Objective: Produce a word-for-word copy of the listing below without its pictures.

Stored data entries:
========================

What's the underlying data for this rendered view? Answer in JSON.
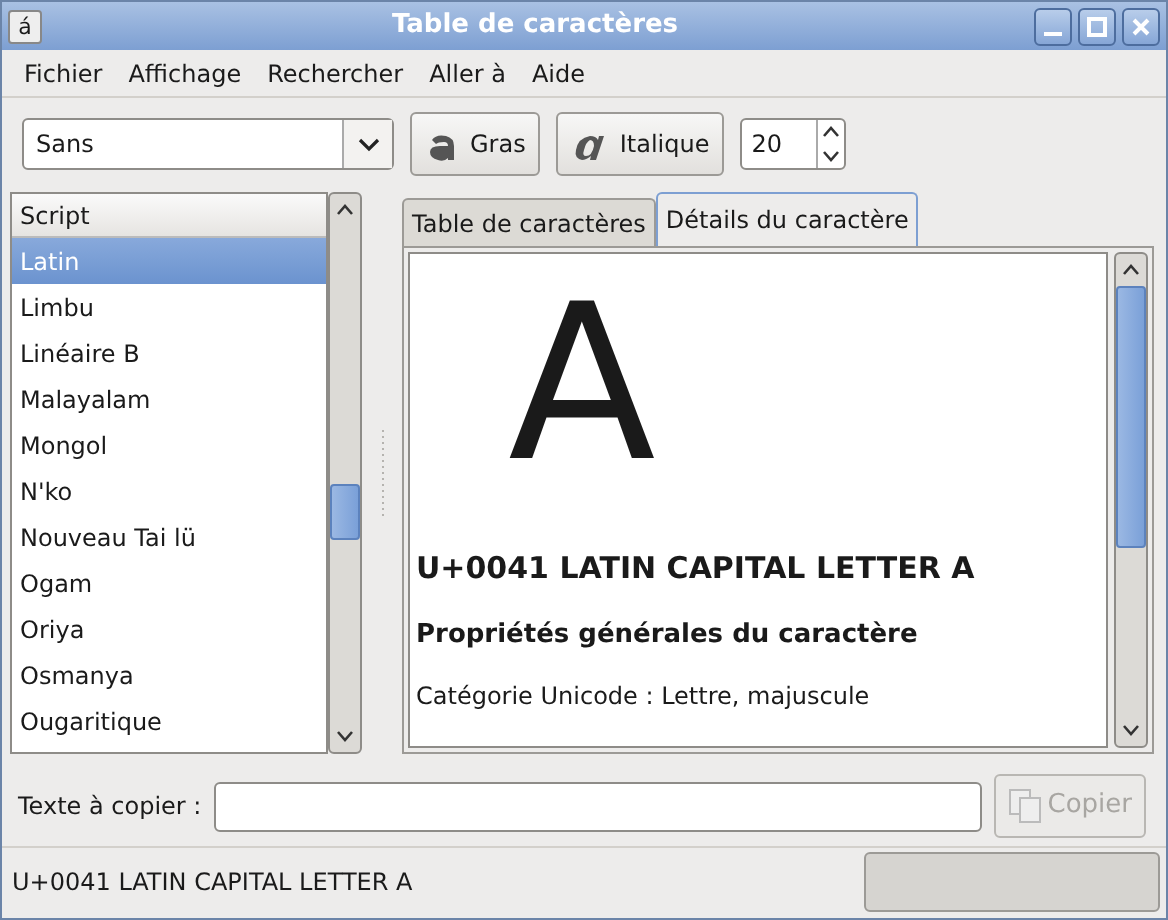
{
  "window": {
    "title": "Table de caractères",
    "app_icon": "á"
  },
  "menu": [
    "Fichier",
    "Affichage",
    "Rechercher",
    "Aller à",
    "Aide"
  ],
  "toolbar": {
    "font": "Sans",
    "bold_button": "Gras",
    "italic_button": "Italique",
    "size": "20"
  },
  "script_list": {
    "header": "Script",
    "items": [
      {
        "label": "Latin",
        "selected": true
      },
      {
        "label": "Limbu",
        "selected": false
      },
      {
        "label": "Linéaire B",
        "selected": false
      },
      {
        "label": "Malayalam",
        "selected": false
      },
      {
        "label": "Mongol",
        "selected": false
      },
      {
        "label": "N'ko",
        "selected": false
      },
      {
        "label": "Nouveau Tai lü",
        "selected": false
      },
      {
        "label": "Ogam",
        "selected": false
      },
      {
        "label": "Oriya",
        "selected": false
      },
      {
        "label": "Osmanya",
        "selected": false
      },
      {
        "label": "Ougaritique",
        "selected": false
      }
    ]
  },
  "tabs": [
    {
      "label": "Table de caractères",
      "selected": false
    },
    {
      "label": "Détails du caractère",
      "selected": true
    }
  ],
  "details": {
    "glyph": "A",
    "name": "U+0041 LATIN CAPITAL LETTER A",
    "section": "Propriétés générales du caractère",
    "line": "Catégorie Unicode : Lettre, majuscule"
  },
  "copy": {
    "label": "Texte à copier :",
    "button": "Copier",
    "disabled": true
  },
  "status_bar": {
    "text": "U+0041 LATIN CAPITAL LETTER A"
  }
}
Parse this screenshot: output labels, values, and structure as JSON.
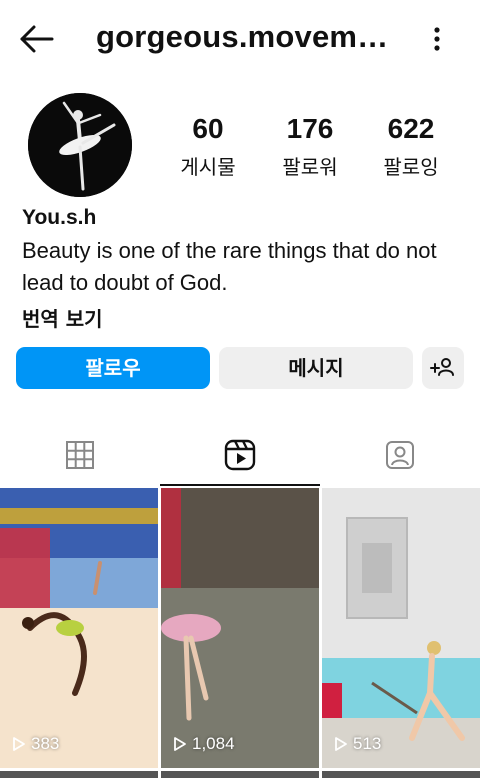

========================

Exercise output:
What's the underlying data for this rendered view? Answer in JSON.
{
  "window": {
    "title": "Table de caractères",
    "app_icon": "á"
  },
  "menu": [
    "Fichier",
    "Affichage",
    "Rechercher",
    "Aller à",
    "Aide"
  ],
  "toolbar": {
    "font": "Sans",
    "bold_button": "Gras",
    "italic_button": "Italique",
    "size": "20"
  },
  "script_list": {
    "header": "Script",
    "items": [
      {
        "label": "Latin",
        "selected": true
      },
      {
        "label": "Limbu",
        "selected": false
      },
      {
        "label": "Linéaire B",
        "selected": false
      },
      {
        "label": "Malayalam",
        "selected": false
      },
      {
        "label": "Mongol",
        "selected": false
      },
      {
        "label": "N'ko",
        "selected": false
      },
      {
        "label": "Nouveau Tai lü",
        "selected": false
      },
      {
        "label": "Ogam",
        "selected": false
      },
      {
        "label": "Oriya",
        "selected": false
      },
      {
        "label": "Osmanya",
        "selected": false
      },
      {
        "label": "Ougaritique",
        "selected": false
      }
    ]
  },
  "tabs": [
    {
      "label": "Table de caractères",
      "selected": false
    },
    {
      "label": "Détails du caractère",
      "selected": true
    }
  ],
  "details": {
    "glyph": "A",
    "name": "U+0041 LATIN CAPITAL LETTER A",
    "section": "Propriétés générales du caractère",
    "line": "Catégorie Unicode : Lettre, majuscule"
  },
  "copy": {
    "label": "Texte à copier :",
    "button": "Copier",
    "disabled": true
  },
  "status_bar": {
    "text": "U+0041 LATIN CAPITAL LETTER A"
  }
}
Parse this screenshot: output labels, values, and structure as JSON.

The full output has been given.